◆ What is asked
Reproduce without any change the lines below that run from the one containing "attr-label-address-sm: Address xyxy=(230,698,295,718)" through the one containing "attr-label-contact-no-sm: Contact No", including both of those lines.

Data extracted from a collection:
"""
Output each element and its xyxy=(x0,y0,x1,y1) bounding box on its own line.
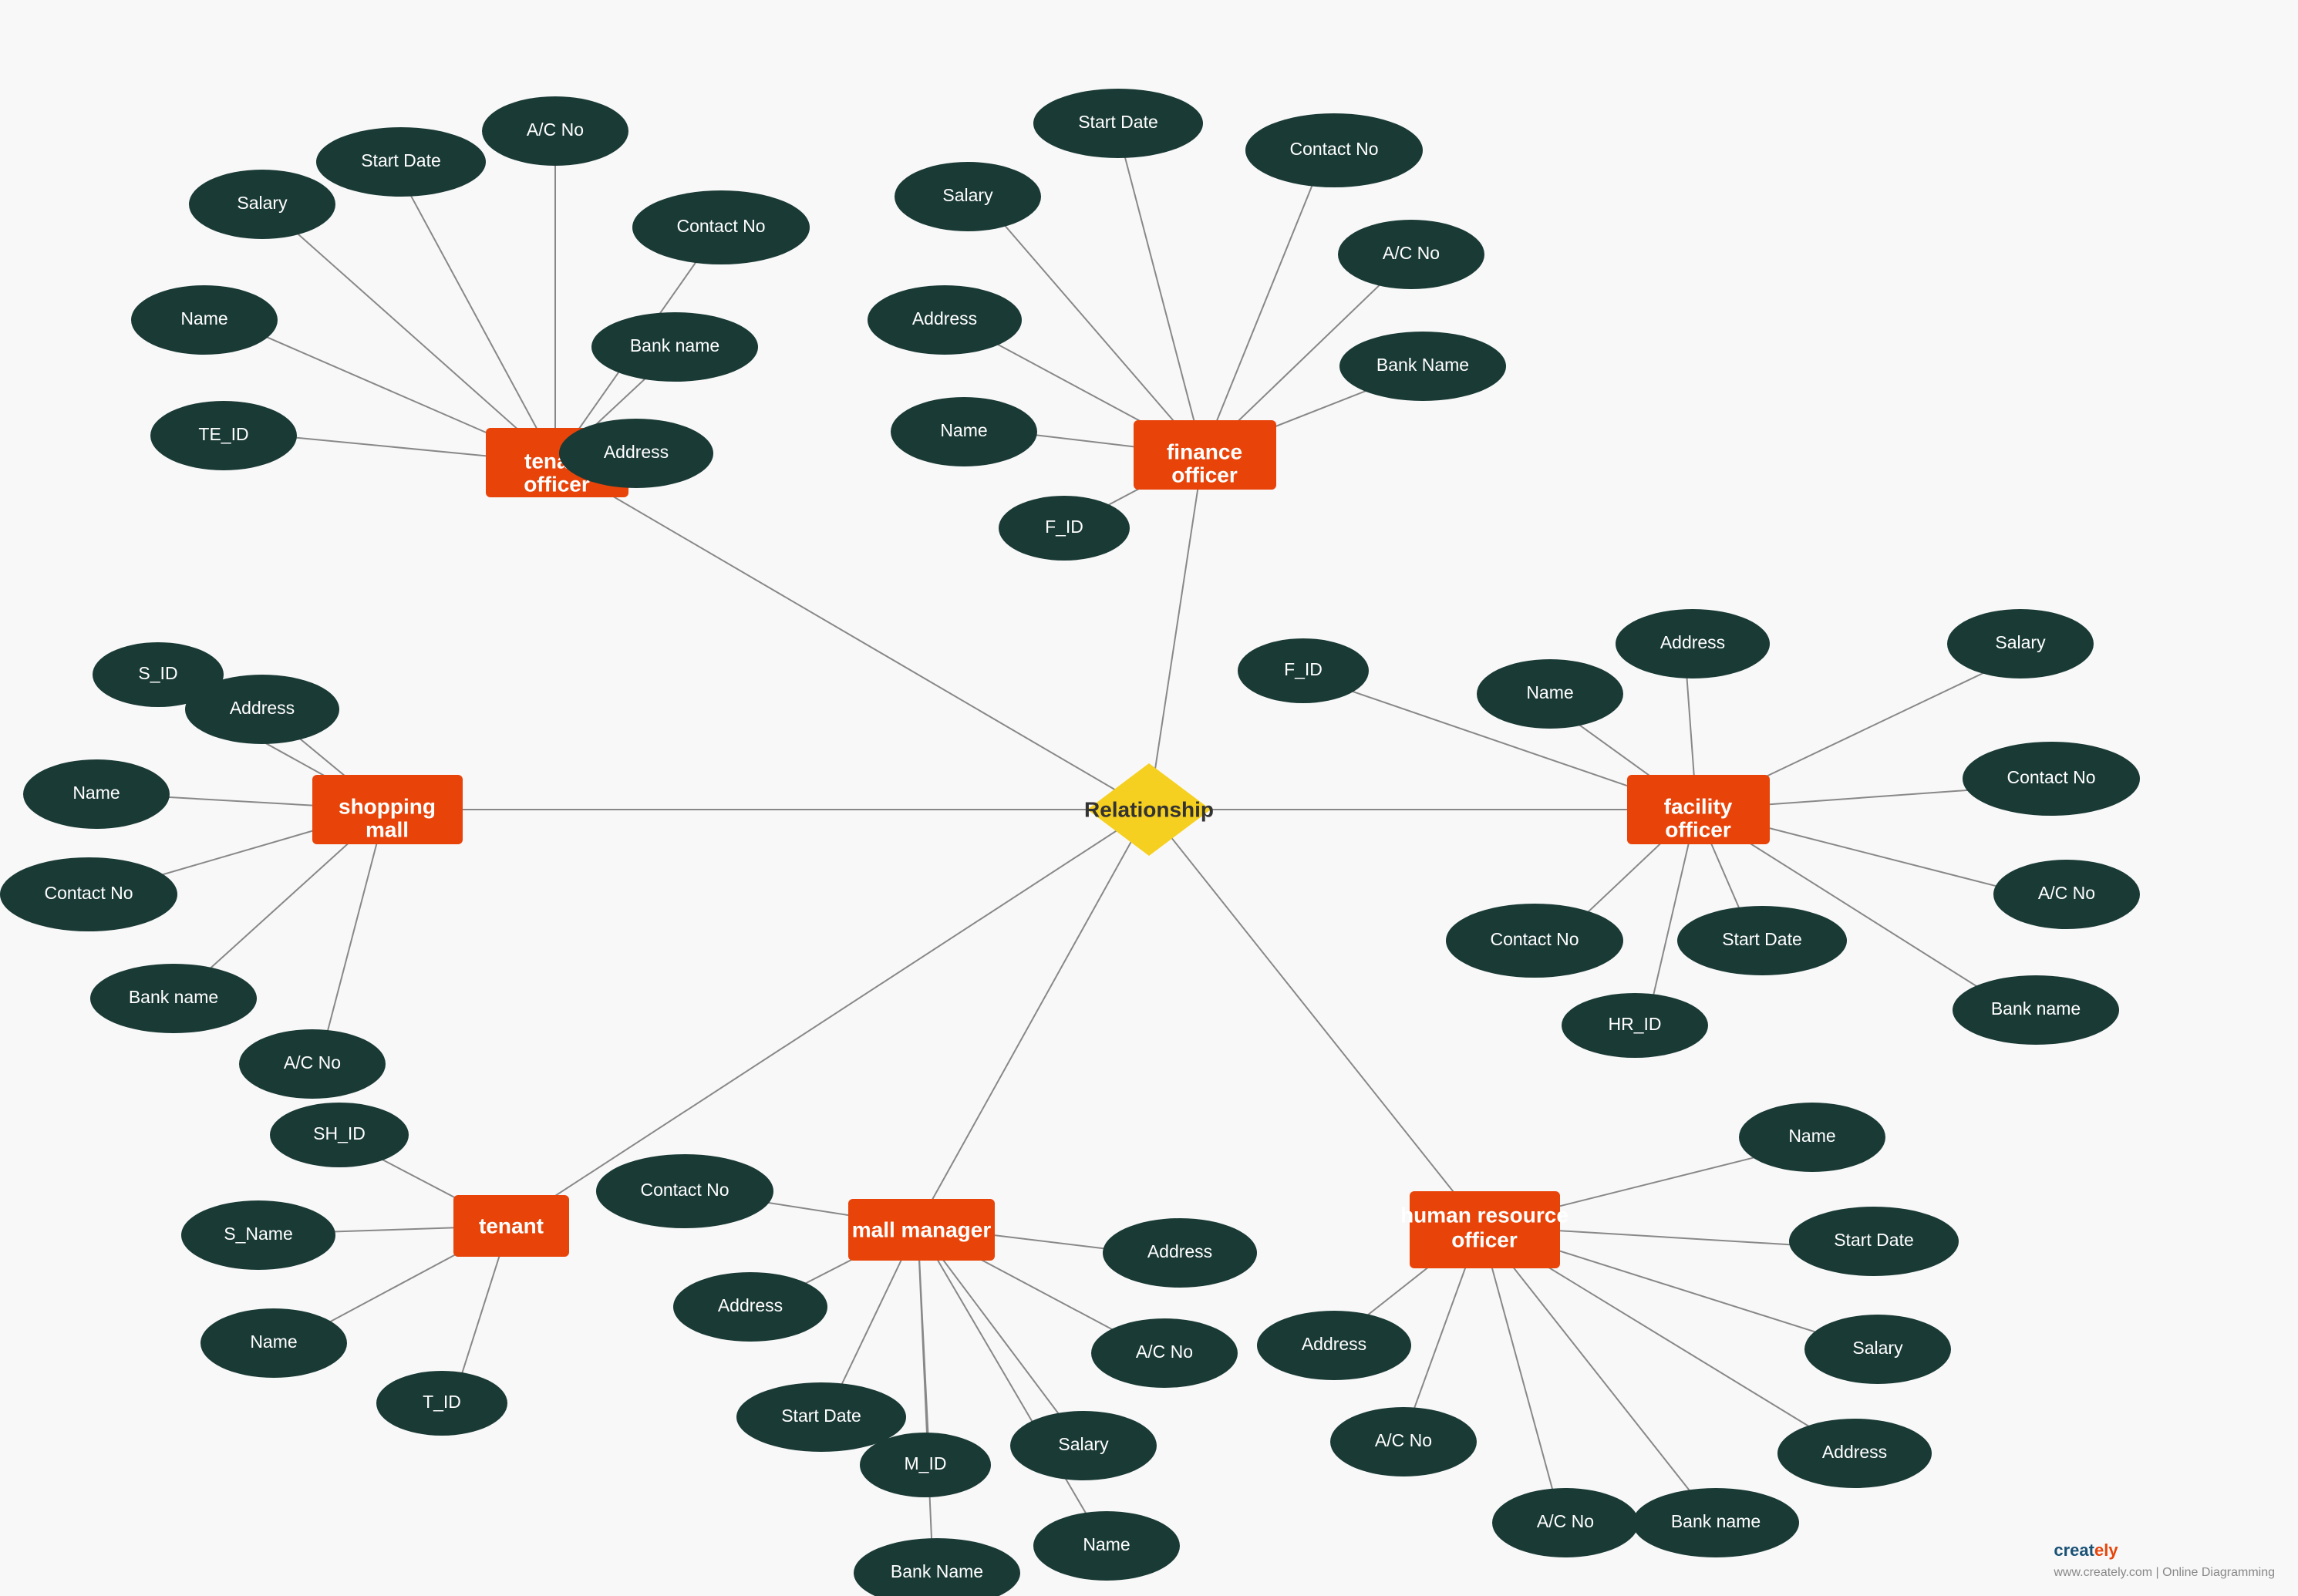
attr-label-address-sm: Address xyxy=(230,698,295,718)
attr-label-address-hr: Address xyxy=(1822,1442,1887,1462)
attr-label-name-sm: Name xyxy=(72,783,120,803)
relationship-label: Relationship xyxy=(1084,797,1214,821)
attr-label-name-to: Name xyxy=(180,308,227,328)
attr-label-start-date-hr: Start Date xyxy=(1834,1230,1914,1250)
attr-label-ac-no-mm: A/C No xyxy=(1136,1342,1193,1362)
attr-label-f-id-fo: F_ID xyxy=(1045,517,1083,537)
attr-label-f-id-facil: F_ID xyxy=(1284,659,1323,679)
attr-label-name-mm: Name xyxy=(1083,1534,1130,1554)
attr-label-ac-no-fo: A/C No xyxy=(1383,243,1440,263)
attr-label-hr-id: HR_ID xyxy=(1608,1014,1661,1034)
attr-label-address-fo: Address xyxy=(912,308,977,328)
brand-name-blue: creat xyxy=(2054,1540,2094,1560)
brand-name-orange: ely xyxy=(2094,1540,2118,1560)
attr-label-bank-name-hr: Bank name xyxy=(1671,1511,1761,1531)
attr-label-salary-mm: Salary xyxy=(1058,1434,1109,1454)
entity-label-mall-manager: mall manager xyxy=(852,1217,992,1241)
attr-label-ac-no-hr2: A/C No xyxy=(1375,1430,1432,1450)
attr-label-t-id: T_ID xyxy=(423,1392,461,1412)
entity-label-facility-officer2: officer xyxy=(1665,817,1731,841)
entity-label-shopping-mall2: mall xyxy=(366,817,409,841)
attr-label-salary-facil: Salary xyxy=(1995,632,2046,652)
attr-label-address-to: Address xyxy=(604,442,669,462)
attr-label-ac-no-sm: A/C No xyxy=(284,1052,341,1072)
attr-label-start-date-mm: Start Date xyxy=(781,1406,861,1426)
attr-label-name-fo: Name xyxy=(940,420,987,440)
attr-label-contact-no-facil2: Contact No xyxy=(2007,767,2095,787)
brand-tagline: www.creately.com | Online Diagramming xyxy=(2054,1566,2275,1579)
entity-label-tenant: tenant xyxy=(479,1214,544,1237)
attr-label-bank-name-sm: Bank name xyxy=(129,987,218,1007)
attr-label-contact-no-facil1: Contact No xyxy=(1490,929,1579,949)
attr-label-ac-no-to: A/C No xyxy=(527,120,584,140)
attr-label-te-id: TE_ID xyxy=(198,424,248,444)
er-diagram: tenant officer finance officer shopping … xyxy=(0,0,2298,1596)
attr-label-name-hr: Name xyxy=(1788,1126,1835,1146)
entity-label-finance-officer: finance xyxy=(1167,439,1242,463)
attr-label-ac-no-hr1: A/C No xyxy=(1537,1511,1594,1531)
attr-label-salary-fo: Salary xyxy=(942,185,993,205)
attr-label-salary-to: Salary xyxy=(237,193,288,213)
attr-label-address-mm: Address xyxy=(718,1295,783,1315)
attr-label-contact-no-sm: Contact No xyxy=(44,883,133,903)
attr-label-bank-name-to: Bank name xyxy=(630,335,719,355)
attr-label-salary-hr: Salary xyxy=(1852,1338,1903,1358)
entity-label-hr-officer2: officer xyxy=(1451,1227,1518,1251)
attr-label-contact-no-mm: Contact No xyxy=(640,1180,729,1200)
attr-label-contact-no-fo: Contact No xyxy=(1289,139,1378,159)
entity-label-finance-officer2: officer xyxy=(1171,463,1238,487)
attr-label-address-facil: Address xyxy=(1660,632,1725,652)
attr-label-name-facil: Name xyxy=(1526,682,1573,702)
attr-label-s-name: S_Name xyxy=(224,1224,292,1244)
entity-label-shopping-mall: shopping xyxy=(339,794,436,818)
entity-label-hr-officer: human resource xyxy=(1400,1203,1569,1227)
attr-label-address-hr2: Address xyxy=(1302,1334,1366,1354)
attr-label-s-id: S_ID xyxy=(138,663,177,683)
attr-label-start-date-facil: Start Date xyxy=(1722,929,1802,949)
attr-label-bank-name-mm: Bank Name xyxy=(891,1561,983,1581)
attr-label-ac-no-facil: A/C No xyxy=(2038,883,2095,903)
attr-label-name-tenant: Name xyxy=(250,1332,297,1352)
attr-label-bank-name-facil: Bank name xyxy=(1991,998,2081,1019)
attr-label-start-date-to: Start Date xyxy=(361,150,441,170)
creately-branding: creately www.creately.com | Online Diagr… xyxy=(2054,1540,2275,1581)
attr-label-start-date-fo: Start Date xyxy=(1078,112,1158,132)
attr-label-contact-no-to: Contact No xyxy=(676,216,765,236)
entity-label-facility-officer: facility xyxy=(1664,794,1733,818)
attr-label-m-id: M_ID xyxy=(905,1453,947,1473)
attr-label-address-mm2: Address xyxy=(1147,1241,1212,1261)
attr-label-bank-name-fo: Bank Name xyxy=(1376,355,1469,375)
attr-label-sh-id: SH_ID xyxy=(313,1123,366,1143)
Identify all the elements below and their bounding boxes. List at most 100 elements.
"""
◆ Right answer
attr-label-address-sm: Address xyxy=(230,698,295,718)
attr-label-address-hr: Address xyxy=(1822,1442,1887,1462)
attr-label-name-sm: Name xyxy=(72,783,120,803)
relationship-label: Relationship xyxy=(1084,797,1214,821)
attr-label-name-to: Name xyxy=(180,308,227,328)
attr-label-start-date-hr: Start Date xyxy=(1834,1230,1914,1250)
attr-label-ac-no-mm: A/C No xyxy=(1136,1342,1193,1362)
attr-label-f-id-fo: F_ID xyxy=(1045,517,1083,537)
attr-label-f-id-facil: F_ID xyxy=(1284,659,1323,679)
attr-label-name-mm: Name xyxy=(1083,1534,1130,1554)
attr-label-ac-no-fo: A/C No xyxy=(1383,243,1440,263)
attr-label-hr-id: HR_ID xyxy=(1608,1014,1661,1034)
attr-label-address-fo: Address xyxy=(912,308,977,328)
brand-name-blue: creat xyxy=(2054,1540,2094,1560)
brand-name-orange: ely xyxy=(2094,1540,2118,1560)
attr-label-bank-name-hr: Bank name xyxy=(1671,1511,1761,1531)
attr-label-salary-mm: Salary xyxy=(1058,1434,1109,1454)
entity-label-mall-manager: mall manager xyxy=(852,1217,992,1241)
attr-label-ac-no-hr2: A/C No xyxy=(1375,1430,1432,1450)
attr-label-t-id: T_ID xyxy=(423,1392,461,1412)
entity-label-facility-officer2: officer xyxy=(1665,817,1731,841)
entity-label-shopping-mall2: mall xyxy=(366,817,409,841)
attr-label-salary-facil: Salary xyxy=(1995,632,2046,652)
attr-label-address-to: Address xyxy=(604,442,669,462)
attr-label-ac-no-sm: A/C No xyxy=(284,1052,341,1072)
attr-label-start-date-mm: Start Date xyxy=(781,1406,861,1426)
attr-label-name-fo: Name xyxy=(940,420,987,440)
attr-label-contact-no-facil2: Contact No xyxy=(2007,767,2095,787)
brand-tagline: www.creately.com | Online Diagramming xyxy=(2054,1566,2275,1579)
entity-label-tenant: tenant xyxy=(479,1214,544,1237)
attr-label-bank-name-sm: Bank name xyxy=(129,987,218,1007)
attr-label-contact-no-facil1: Contact No xyxy=(1490,929,1579,949)
attr-label-ac-no-to: A/C No xyxy=(527,120,584,140)
attr-label-te-id: TE_ID xyxy=(198,424,248,444)
er-diagram: tenant officer finance officer shopping … xyxy=(0,0,2298,1596)
attr-label-name-hr: Name xyxy=(1788,1126,1835,1146)
entity-label-finance-officer: finance xyxy=(1167,439,1242,463)
attr-label-ac-no-hr1: A/C No xyxy=(1537,1511,1594,1531)
attr-label-salary-fo: Salary xyxy=(942,185,993,205)
attr-label-salary-to: Salary xyxy=(237,193,288,213)
attr-label-address-mm: Address xyxy=(718,1295,783,1315)
attr-label-contact-no-sm: Contact No xyxy=(44,883,133,903)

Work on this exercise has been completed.